++++ DATA
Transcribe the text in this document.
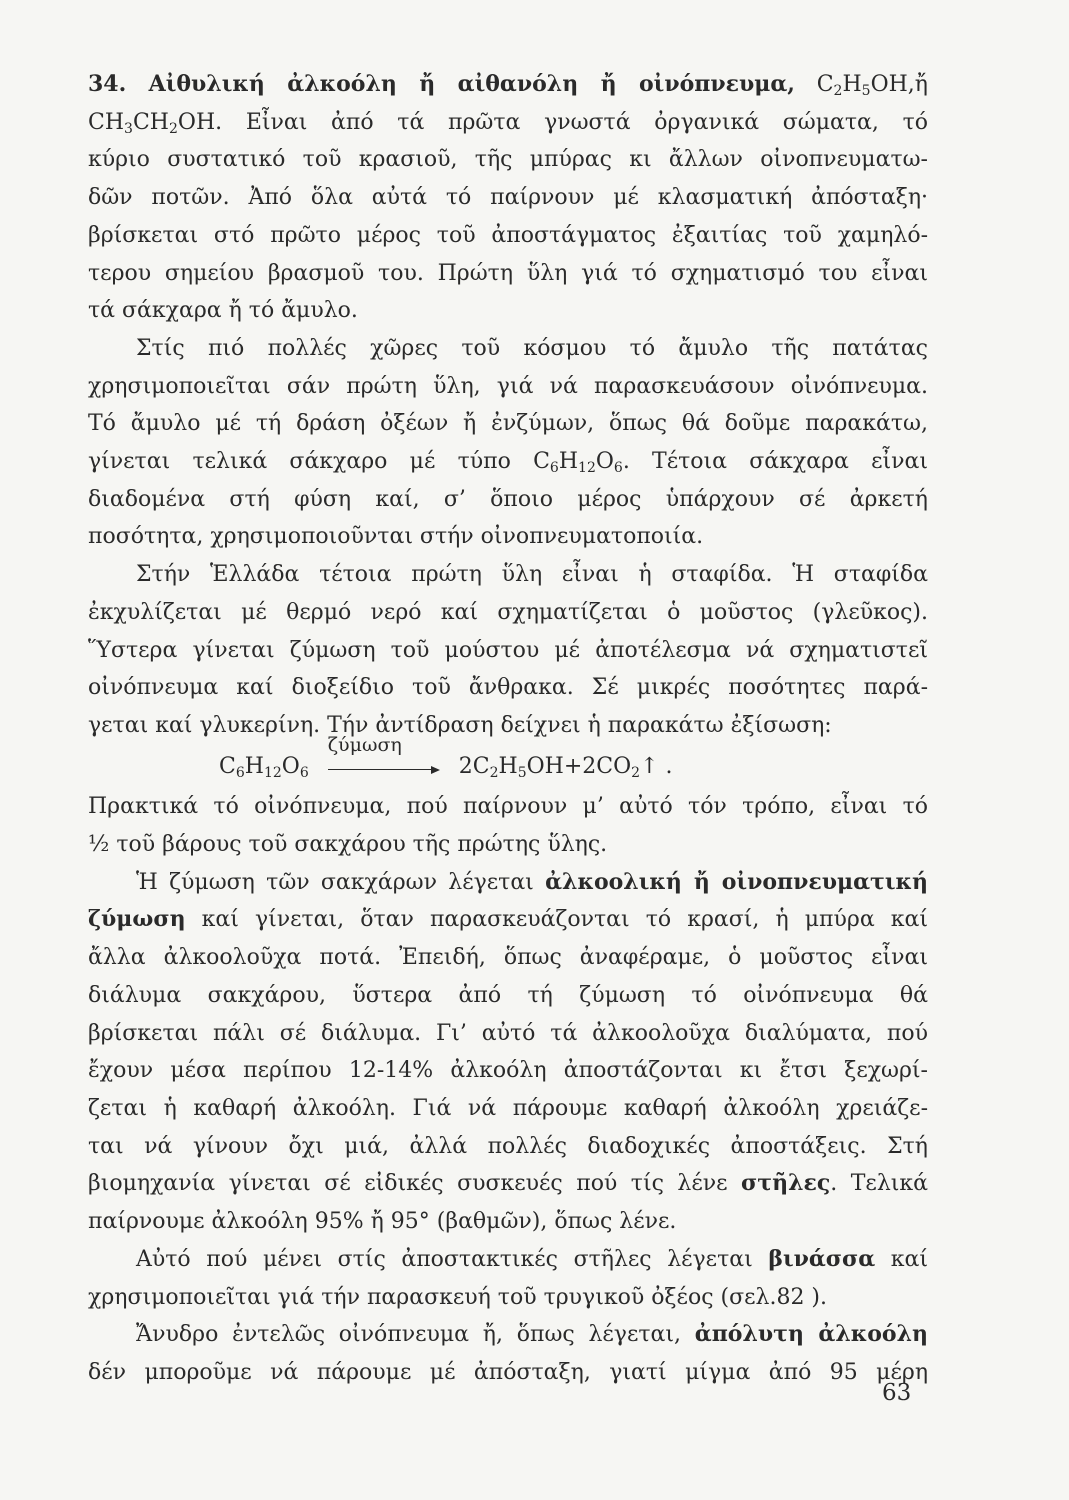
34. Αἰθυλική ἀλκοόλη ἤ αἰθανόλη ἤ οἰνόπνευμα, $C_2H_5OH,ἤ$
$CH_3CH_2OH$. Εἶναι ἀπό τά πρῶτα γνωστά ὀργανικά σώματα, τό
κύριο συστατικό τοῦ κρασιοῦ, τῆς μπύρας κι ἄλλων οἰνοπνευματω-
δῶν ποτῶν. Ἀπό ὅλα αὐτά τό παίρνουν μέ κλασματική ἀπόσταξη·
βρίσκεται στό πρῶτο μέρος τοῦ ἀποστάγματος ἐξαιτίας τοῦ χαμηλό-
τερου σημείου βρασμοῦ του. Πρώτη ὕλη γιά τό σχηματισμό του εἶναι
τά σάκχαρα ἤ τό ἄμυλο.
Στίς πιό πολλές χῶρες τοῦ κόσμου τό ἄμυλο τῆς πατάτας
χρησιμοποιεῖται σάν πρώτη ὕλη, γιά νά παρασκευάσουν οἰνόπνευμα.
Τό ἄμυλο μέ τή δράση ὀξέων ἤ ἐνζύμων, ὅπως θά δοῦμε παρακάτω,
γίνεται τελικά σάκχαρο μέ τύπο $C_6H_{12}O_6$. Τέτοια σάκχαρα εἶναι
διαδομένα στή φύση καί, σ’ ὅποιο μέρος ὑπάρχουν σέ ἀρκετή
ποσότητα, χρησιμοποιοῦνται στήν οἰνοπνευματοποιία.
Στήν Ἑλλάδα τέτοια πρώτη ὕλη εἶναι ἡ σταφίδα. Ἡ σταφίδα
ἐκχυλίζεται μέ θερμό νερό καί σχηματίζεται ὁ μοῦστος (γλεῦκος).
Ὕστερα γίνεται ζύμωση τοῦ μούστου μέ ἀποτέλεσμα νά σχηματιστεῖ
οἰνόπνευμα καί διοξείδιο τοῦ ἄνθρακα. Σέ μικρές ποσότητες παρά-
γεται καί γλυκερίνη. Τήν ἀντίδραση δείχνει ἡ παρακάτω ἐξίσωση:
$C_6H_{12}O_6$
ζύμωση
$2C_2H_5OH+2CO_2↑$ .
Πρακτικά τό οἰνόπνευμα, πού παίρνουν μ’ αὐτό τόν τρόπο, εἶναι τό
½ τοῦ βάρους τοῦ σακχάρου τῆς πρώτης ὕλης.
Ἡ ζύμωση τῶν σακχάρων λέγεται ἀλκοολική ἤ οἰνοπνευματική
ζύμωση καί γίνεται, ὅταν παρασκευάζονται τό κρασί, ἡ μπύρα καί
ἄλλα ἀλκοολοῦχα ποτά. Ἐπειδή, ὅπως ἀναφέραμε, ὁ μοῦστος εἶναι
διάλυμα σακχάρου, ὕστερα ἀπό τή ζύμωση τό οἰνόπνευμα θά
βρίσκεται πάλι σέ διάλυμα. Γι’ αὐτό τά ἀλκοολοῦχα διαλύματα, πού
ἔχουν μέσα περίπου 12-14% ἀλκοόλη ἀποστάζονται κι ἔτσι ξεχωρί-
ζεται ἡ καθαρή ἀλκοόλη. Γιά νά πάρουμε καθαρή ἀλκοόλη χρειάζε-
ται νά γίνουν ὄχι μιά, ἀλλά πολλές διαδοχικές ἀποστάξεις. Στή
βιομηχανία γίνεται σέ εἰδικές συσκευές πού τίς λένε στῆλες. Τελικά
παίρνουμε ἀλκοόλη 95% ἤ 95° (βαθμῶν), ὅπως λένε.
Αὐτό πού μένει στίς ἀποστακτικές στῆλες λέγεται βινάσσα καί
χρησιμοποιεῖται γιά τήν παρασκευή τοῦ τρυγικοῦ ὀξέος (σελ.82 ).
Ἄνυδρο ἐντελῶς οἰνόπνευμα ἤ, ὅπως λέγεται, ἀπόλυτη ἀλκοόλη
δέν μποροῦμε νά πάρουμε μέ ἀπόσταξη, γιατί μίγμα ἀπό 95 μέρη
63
++++++++
++++ DATA
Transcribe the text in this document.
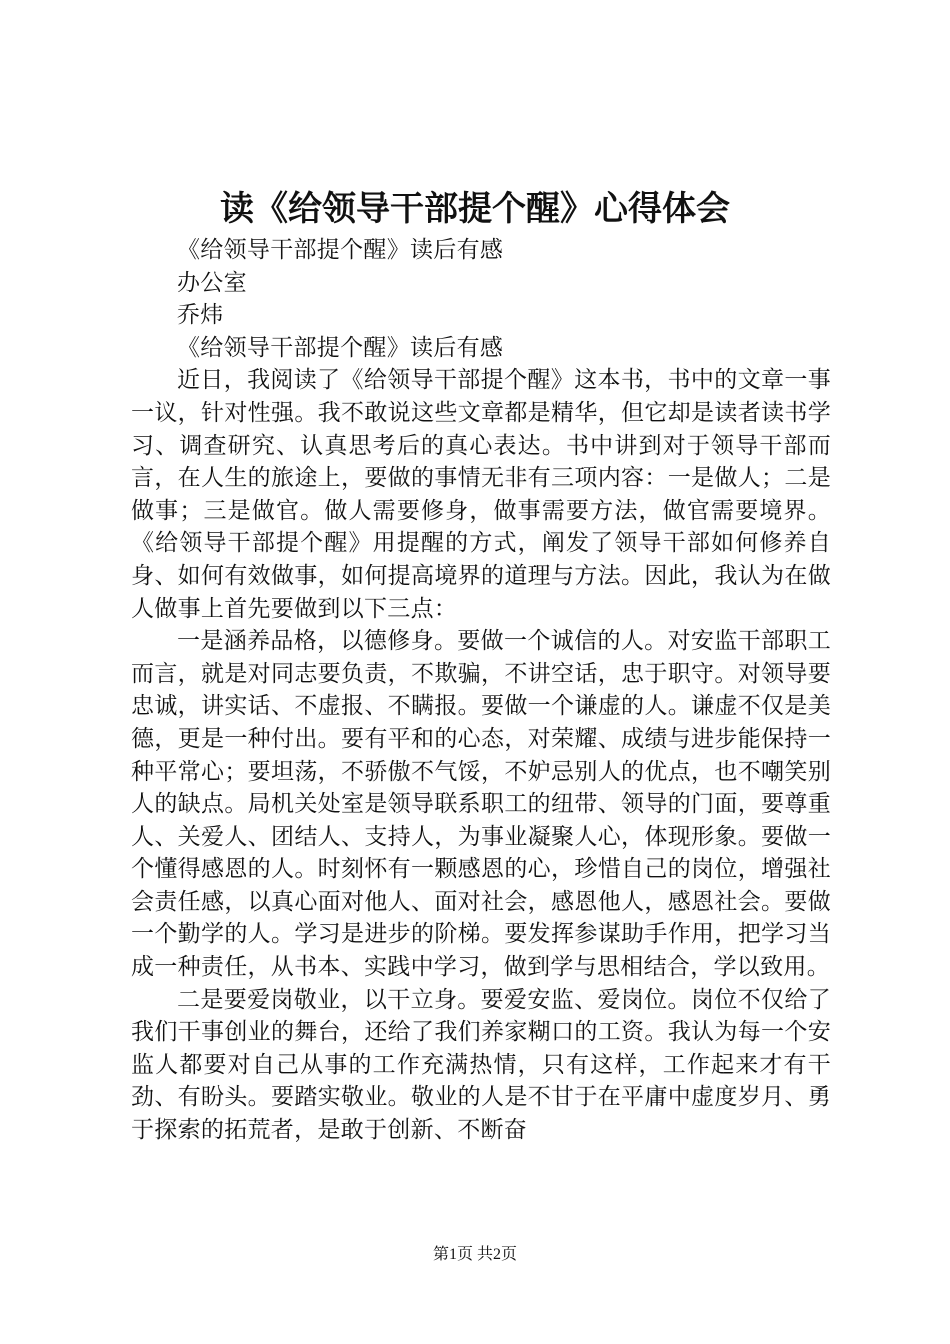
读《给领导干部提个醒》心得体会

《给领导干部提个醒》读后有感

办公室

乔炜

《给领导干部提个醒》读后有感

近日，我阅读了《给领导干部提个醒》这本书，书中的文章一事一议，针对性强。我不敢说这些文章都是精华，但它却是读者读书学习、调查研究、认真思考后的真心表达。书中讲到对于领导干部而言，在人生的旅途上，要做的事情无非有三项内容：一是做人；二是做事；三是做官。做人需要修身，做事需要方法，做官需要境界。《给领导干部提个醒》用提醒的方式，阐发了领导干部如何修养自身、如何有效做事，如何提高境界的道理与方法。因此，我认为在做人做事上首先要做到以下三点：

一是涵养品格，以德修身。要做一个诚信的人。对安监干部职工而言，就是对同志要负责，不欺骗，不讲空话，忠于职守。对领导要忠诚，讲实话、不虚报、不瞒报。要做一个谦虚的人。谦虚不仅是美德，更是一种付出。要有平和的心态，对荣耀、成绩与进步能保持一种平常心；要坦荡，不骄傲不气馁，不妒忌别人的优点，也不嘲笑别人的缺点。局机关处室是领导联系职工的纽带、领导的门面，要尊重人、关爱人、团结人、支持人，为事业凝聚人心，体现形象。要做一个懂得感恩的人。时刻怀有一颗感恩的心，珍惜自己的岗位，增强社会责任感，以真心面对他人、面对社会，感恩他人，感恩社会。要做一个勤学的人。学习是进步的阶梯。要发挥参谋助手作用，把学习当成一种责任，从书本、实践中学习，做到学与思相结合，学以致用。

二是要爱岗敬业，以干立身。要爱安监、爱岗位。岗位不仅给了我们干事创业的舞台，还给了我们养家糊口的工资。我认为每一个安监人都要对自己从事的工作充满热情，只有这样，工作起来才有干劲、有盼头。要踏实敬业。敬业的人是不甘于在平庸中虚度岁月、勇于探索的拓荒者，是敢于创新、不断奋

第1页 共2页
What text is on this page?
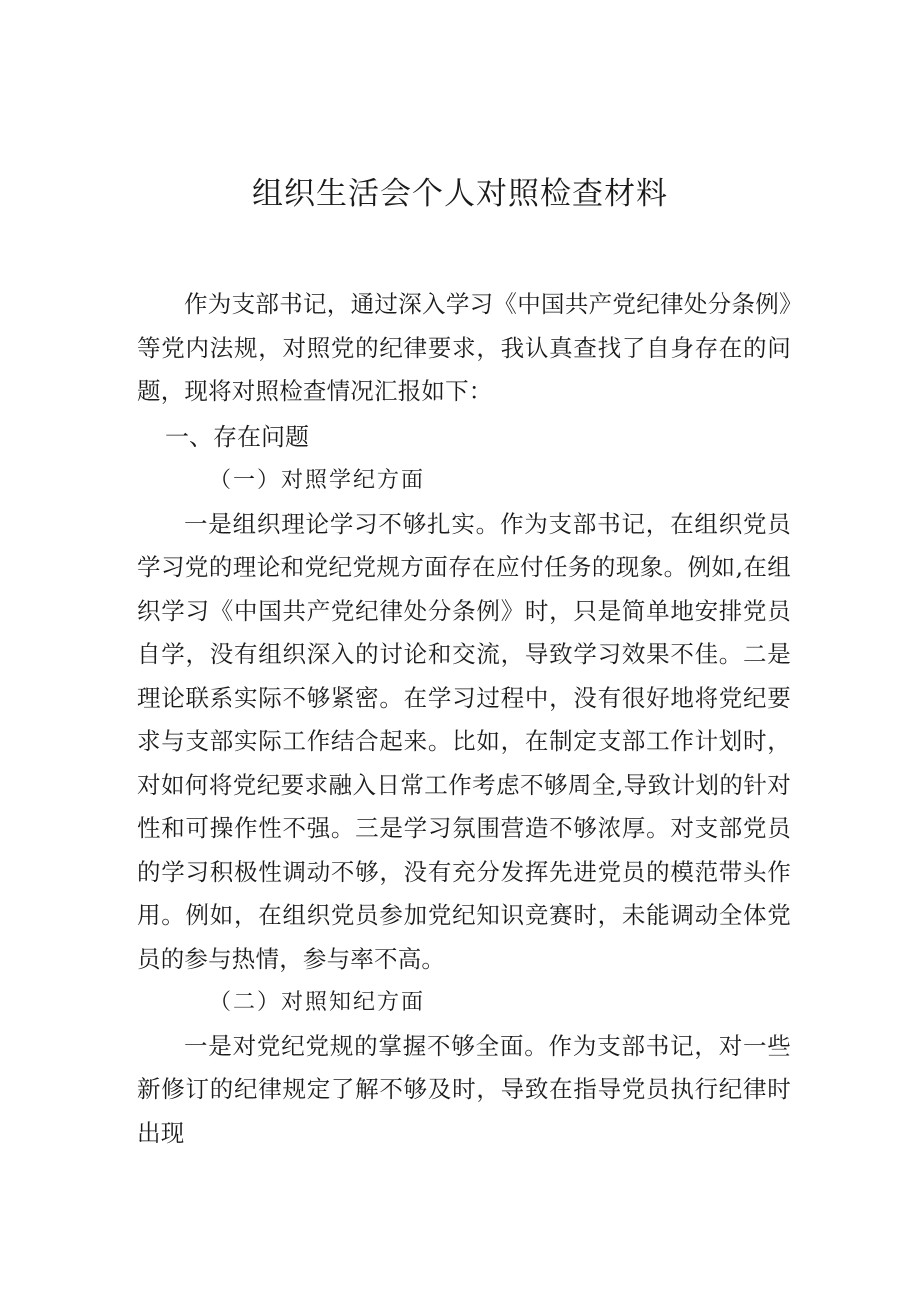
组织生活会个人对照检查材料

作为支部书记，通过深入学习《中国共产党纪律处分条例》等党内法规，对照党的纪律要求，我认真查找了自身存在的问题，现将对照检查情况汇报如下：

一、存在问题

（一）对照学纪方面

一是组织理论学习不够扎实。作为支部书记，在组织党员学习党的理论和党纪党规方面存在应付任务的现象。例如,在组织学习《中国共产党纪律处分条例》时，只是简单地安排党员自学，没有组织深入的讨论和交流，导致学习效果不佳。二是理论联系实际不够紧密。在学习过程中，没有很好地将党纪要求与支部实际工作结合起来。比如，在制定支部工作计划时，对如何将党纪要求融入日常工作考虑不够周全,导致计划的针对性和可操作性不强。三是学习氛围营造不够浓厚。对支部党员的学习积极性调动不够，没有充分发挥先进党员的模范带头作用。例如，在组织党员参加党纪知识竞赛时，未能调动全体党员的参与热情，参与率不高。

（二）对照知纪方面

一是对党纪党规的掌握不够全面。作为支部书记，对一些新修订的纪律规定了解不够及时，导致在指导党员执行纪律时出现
++++++++
Gather each line in these records that contains the string "中国共产党纪律处分条例".

TASK ANSWER →
作为支部书记，通过深入学习《中国共产党纪律处分条例》等党内法规，对照党的纪律要求，我认真查找了自身存在的问题，现将对照检查情况汇报如下：
一是组织理论学习不够扎实。作为支部书记，在组织党员学习党的理论和党纪党规方面存在应付任务的现象。例如,在组织学习《中国共产党纪律处分条例》时，只是简单地安排党员自学，没有组织深入的讨论和交流，导致学习效果不佳。二是理论联系实际不够紧密。在学习过程中，没有很好地将党纪要求与支部实际工作结合起来。比如，在制定支部工作计划时，对如何将党纪要求融入日常工作考虑不够周全,导致计划的针对性和可操作性不强。三是学习氛围营造不够浓厚。对支部党员的学习积极性调动不够，没有充分发挥先进党员的模范带头作用。例如，在组织党员参加党纪知识竞赛时，未能调动全体党员的参与热情，参与率不高。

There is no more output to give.